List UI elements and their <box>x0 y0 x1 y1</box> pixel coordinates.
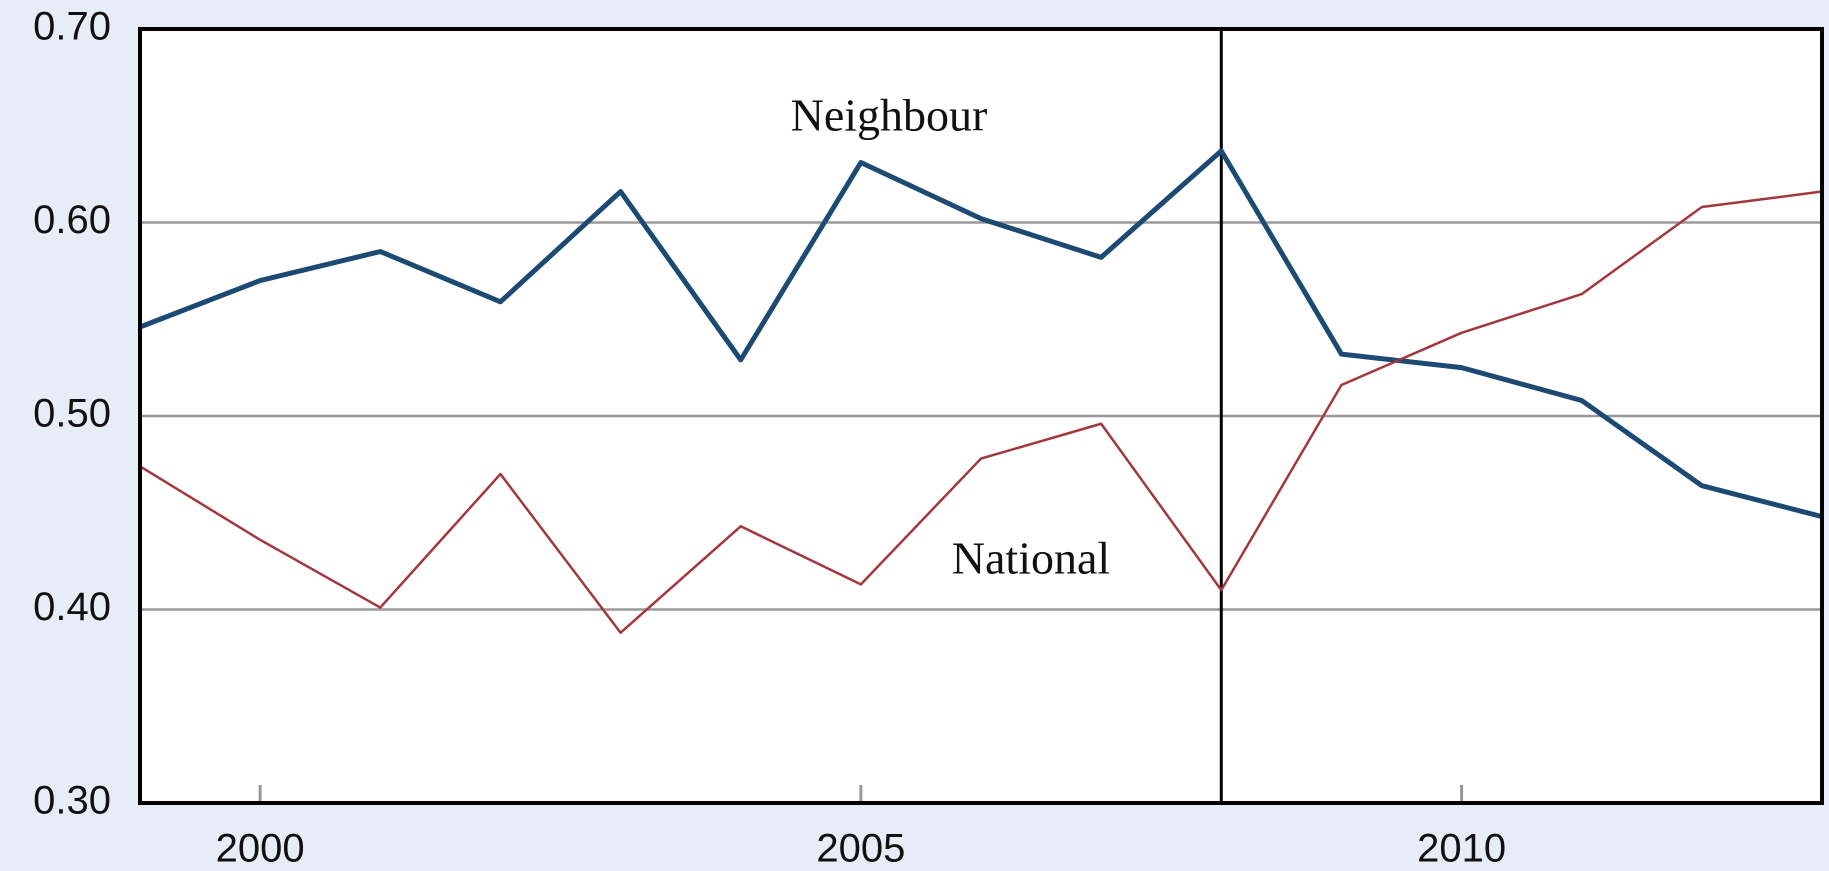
y-tick-label: 0.60 <box>33 198 111 242</box>
x-tick-label: 2005 <box>816 827 905 871</box>
y-tick-label: 0.50 <box>33 392 111 436</box>
series-line <box>139 148 1823 520</box>
plot-frame <box>138 27 1824 805</box>
x-tick-label: 2000 <box>216 827 305 871</box>
x-tick-label: 2010 <box>1417 827 1506 871</box>
y-tick-label: 0.30 <box>33 779 111 823</box>
series-label: Neighbour <box>791 90 988 141</box>
series-line <box>139 190 1823 634</box>
y-tick-label: 0.40 <box>33 585 111 629</box>
y-tick-label: 0.70 <box>33 5 111 49</box>
series-label: National <box>952 533 1110 584</box>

Do this - Rewrite the listing with "pixel coordinates" changed to "pixel positions" and everything else left the same. Leave the picture out.

Written solution -
List UI elements and their <box>x0 y0 x1 y1</box> pixel positions.
y-tick-label: 0.60 <box>33 198 111 242</box>
x-tick-label: 2005 <box>816 827 905 871</box>
y-tick-label: 0.50 <box>33 392 111 436</box>
series-line <box>139 148 1823 520</box>
plot-frame <box>138 27 1824 805</box>
x-tick-label: 2000 <box>216 827 305 871</box>
x-tick-label: 2010 <box>1417 827 1506 871</box>
y-tick-label: 0.30 <box>33 779 111 823</box>
series-label: Neighbour <box>791 90 988 141</box>
series-line <box>139 190 1823 634</box>
y-tick-label: 0.40 <box>33 585 111 629</box>
y-tick-label: 0.70 <box>33 5 111 49</box>
series-label: National <box>952 533 1110 584</box>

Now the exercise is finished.